[Begin]
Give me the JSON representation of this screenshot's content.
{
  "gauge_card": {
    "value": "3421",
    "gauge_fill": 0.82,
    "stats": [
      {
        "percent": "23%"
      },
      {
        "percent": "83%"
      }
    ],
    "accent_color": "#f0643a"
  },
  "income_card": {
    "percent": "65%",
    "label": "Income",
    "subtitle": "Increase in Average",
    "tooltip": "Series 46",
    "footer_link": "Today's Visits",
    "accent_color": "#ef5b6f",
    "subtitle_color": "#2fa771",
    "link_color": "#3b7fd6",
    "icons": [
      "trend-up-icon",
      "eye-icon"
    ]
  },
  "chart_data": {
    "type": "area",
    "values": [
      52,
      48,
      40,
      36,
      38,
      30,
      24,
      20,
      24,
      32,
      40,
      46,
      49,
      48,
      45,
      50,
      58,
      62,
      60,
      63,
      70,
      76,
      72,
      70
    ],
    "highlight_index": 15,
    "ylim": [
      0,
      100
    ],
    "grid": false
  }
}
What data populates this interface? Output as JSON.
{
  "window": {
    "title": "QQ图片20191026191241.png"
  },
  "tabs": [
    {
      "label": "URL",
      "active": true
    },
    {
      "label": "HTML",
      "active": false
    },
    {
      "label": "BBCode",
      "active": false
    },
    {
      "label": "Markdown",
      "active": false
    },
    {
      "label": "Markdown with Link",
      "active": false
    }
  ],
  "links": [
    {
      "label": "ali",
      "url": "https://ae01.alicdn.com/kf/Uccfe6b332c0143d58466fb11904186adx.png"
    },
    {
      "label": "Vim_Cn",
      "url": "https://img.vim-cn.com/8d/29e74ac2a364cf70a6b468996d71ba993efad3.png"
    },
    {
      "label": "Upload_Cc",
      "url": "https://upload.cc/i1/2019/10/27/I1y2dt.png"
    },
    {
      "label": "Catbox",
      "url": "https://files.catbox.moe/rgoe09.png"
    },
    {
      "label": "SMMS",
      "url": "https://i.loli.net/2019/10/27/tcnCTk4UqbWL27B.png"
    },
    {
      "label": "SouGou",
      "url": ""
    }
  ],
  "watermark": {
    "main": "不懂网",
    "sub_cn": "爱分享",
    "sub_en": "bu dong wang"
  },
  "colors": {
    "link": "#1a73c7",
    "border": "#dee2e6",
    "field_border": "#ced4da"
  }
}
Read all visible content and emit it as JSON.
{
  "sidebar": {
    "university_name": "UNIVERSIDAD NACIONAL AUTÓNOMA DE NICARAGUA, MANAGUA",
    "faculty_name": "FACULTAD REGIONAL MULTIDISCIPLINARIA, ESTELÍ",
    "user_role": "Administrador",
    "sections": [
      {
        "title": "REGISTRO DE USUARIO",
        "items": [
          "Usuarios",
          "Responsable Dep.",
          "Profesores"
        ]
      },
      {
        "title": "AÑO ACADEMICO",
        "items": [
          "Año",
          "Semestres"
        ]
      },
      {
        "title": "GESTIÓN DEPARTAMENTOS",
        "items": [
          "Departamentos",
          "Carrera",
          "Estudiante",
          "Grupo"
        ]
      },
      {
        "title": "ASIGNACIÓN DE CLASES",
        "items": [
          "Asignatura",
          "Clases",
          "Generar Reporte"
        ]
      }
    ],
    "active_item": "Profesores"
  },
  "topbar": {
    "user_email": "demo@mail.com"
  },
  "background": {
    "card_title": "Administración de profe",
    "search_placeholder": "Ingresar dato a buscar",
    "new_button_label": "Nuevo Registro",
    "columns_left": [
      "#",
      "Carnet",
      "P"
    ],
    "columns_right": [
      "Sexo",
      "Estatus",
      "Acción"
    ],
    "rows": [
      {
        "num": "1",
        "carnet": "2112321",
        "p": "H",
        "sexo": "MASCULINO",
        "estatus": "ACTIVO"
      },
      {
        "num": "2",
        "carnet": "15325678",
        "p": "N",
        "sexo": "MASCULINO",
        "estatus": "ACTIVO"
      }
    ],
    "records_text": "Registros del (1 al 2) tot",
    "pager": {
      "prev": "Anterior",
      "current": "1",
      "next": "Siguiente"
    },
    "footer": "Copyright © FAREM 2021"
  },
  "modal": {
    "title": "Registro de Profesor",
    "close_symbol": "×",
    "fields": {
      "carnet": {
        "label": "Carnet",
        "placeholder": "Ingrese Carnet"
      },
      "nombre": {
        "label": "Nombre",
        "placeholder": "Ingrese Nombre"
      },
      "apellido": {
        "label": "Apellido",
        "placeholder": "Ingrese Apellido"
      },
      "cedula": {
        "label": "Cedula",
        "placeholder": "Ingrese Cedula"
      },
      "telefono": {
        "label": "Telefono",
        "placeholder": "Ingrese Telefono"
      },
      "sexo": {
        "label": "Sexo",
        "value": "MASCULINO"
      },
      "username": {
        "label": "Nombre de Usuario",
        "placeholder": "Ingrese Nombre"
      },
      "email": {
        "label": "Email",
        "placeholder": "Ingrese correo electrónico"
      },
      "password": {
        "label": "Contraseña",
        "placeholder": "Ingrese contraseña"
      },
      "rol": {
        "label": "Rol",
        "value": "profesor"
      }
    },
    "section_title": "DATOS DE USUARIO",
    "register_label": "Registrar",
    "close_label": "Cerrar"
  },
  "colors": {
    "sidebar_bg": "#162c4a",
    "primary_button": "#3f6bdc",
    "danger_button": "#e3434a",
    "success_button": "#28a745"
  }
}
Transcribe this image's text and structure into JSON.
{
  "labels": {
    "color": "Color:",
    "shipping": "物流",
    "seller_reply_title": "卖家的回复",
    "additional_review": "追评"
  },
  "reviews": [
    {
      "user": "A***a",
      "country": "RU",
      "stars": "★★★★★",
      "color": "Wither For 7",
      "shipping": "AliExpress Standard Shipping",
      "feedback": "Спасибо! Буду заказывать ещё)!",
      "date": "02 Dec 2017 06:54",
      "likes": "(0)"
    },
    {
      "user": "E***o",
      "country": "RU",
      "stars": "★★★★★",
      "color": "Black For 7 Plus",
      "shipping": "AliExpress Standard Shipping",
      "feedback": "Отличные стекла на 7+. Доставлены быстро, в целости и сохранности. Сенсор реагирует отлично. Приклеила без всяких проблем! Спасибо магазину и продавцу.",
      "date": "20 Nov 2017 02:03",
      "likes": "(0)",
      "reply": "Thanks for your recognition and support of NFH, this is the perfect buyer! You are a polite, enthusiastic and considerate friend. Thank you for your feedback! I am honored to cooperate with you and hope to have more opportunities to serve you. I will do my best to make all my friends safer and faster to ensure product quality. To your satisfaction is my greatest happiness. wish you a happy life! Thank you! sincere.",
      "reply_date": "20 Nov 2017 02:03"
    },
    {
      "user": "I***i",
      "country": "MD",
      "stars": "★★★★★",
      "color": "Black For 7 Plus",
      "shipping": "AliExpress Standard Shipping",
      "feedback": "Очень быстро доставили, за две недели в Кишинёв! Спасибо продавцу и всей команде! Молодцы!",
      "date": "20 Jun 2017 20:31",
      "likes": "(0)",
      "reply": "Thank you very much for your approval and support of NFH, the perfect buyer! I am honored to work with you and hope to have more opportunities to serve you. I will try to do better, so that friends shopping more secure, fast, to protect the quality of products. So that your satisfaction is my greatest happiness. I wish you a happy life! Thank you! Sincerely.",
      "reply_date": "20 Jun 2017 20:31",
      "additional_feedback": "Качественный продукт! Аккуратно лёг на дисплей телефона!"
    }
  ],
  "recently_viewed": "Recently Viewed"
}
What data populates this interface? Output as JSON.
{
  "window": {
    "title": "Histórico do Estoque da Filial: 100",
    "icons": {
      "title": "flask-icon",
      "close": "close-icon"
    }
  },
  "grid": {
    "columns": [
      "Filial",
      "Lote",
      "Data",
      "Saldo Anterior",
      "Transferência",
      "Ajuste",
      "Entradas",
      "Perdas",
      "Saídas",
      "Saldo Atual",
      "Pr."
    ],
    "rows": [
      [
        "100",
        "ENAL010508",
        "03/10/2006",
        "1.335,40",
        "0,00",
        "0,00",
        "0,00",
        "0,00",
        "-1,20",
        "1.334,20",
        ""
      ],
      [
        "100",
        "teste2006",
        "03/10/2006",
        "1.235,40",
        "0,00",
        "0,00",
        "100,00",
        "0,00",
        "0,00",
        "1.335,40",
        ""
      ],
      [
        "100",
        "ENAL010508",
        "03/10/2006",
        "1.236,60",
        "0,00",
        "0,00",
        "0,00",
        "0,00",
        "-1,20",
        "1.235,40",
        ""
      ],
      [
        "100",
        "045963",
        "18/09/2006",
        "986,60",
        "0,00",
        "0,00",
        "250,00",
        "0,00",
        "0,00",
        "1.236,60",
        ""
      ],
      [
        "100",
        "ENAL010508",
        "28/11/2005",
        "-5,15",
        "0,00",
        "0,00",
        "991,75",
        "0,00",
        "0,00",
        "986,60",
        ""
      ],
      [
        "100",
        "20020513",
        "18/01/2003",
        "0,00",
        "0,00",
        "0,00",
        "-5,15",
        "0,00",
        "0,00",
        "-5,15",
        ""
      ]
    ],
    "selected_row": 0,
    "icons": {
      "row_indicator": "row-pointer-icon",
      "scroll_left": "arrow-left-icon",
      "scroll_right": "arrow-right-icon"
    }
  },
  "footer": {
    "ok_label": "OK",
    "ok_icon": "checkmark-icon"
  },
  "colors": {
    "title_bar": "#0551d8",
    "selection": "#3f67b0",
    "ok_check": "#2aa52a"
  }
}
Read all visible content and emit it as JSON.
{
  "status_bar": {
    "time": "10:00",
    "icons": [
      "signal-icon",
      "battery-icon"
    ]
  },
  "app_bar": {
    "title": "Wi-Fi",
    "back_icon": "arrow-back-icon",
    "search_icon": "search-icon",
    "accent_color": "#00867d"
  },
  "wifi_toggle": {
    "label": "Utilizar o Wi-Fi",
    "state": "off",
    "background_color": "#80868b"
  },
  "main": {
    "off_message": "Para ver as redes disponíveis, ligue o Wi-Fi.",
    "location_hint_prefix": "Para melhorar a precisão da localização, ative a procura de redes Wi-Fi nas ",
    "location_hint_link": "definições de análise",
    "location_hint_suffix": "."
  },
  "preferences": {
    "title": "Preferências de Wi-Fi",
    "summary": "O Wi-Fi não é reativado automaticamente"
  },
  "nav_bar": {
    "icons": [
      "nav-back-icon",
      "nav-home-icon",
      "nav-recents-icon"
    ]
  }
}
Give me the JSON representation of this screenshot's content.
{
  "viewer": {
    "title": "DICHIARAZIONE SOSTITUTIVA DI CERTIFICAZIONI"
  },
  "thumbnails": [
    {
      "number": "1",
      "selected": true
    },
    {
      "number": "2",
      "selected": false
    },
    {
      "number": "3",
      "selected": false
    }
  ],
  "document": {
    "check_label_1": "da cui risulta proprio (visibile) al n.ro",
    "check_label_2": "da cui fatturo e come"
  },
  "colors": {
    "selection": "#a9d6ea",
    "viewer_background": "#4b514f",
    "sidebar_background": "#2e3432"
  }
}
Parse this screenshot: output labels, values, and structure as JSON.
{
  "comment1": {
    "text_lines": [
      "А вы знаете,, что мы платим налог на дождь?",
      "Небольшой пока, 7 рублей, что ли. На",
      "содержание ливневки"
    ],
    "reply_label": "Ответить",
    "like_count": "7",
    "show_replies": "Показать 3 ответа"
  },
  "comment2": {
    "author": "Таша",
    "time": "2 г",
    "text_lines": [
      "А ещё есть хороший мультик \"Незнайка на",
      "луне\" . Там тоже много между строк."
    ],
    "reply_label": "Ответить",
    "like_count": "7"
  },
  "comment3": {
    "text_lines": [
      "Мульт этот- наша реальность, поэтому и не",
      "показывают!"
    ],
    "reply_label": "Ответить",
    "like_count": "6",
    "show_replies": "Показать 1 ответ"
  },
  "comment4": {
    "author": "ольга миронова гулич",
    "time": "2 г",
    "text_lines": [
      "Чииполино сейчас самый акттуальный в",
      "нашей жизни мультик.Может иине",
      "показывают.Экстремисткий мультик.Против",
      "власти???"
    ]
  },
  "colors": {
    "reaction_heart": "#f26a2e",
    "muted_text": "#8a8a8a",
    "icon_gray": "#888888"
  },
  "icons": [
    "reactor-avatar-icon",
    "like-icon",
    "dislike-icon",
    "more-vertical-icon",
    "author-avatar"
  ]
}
[End]
TASK TO CARRY OUT:
Give only the number of lines in the listing above that include the string "Para".

ANSWER BELOW:
2